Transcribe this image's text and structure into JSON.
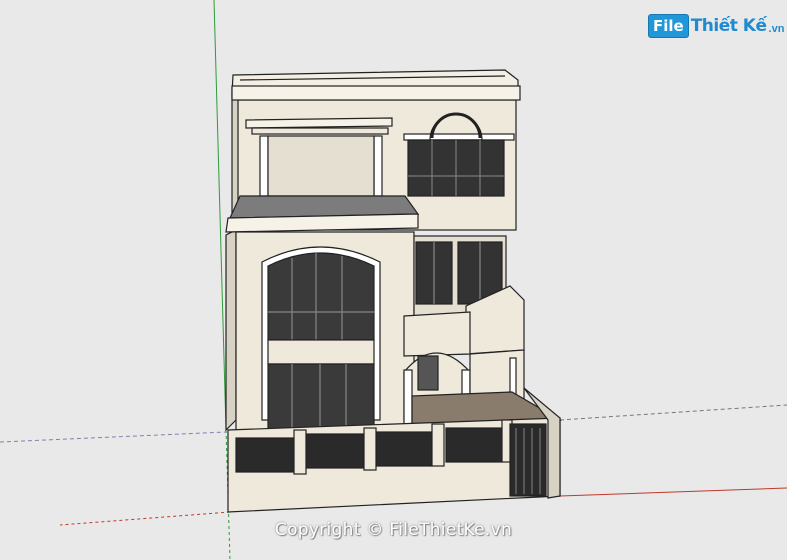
{
  "watermark": {
    "logo_mark": "File",
    "logo_text": "Thiết Kế",
    "logo_tld": ".vn",
    "copyright": "Copyright © FileThietKe.vn"
  },
  "colors": {
    "background": "#e9e9e9",
    "wall": "#efe9dc",
    "wall_shade": "#d8d2c4",
    "glass": "#3a3a3a",
    "trim": "#ffffff",
    "roof": "#7c7c7c",
    "logo_blue": "#1f97d8"
  }
}
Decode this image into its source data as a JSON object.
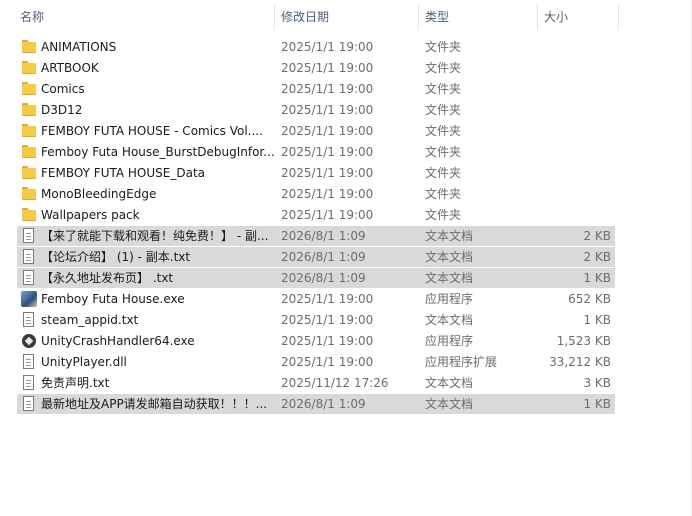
━━━━
• YOUR TASK: Reproduce the material above in full and without alteration, but skip all pictures.

• THE SOLUTION:
Transcribe this image's text and structure into JSON.
{
  "watermark": {
    "logo_mark": "File",
    "logo_text": "Thiết Kế",
    "logo_tld": ".vn",
    "copyright": "Copyright © FileThietKe.vn"
  },
  "colors": {
    "background": "#e9e9e9",
    "wall": "#efe9dc",
    "wall_shade": "#d8d2c4",
    "glass": "#3a3a3a",
    "trim": "#ffffff",
    "roof": "#7c7c7c",
    "logo_blue": "#1f97d8"
  }
}
Decode this image into its source data as a JSON object.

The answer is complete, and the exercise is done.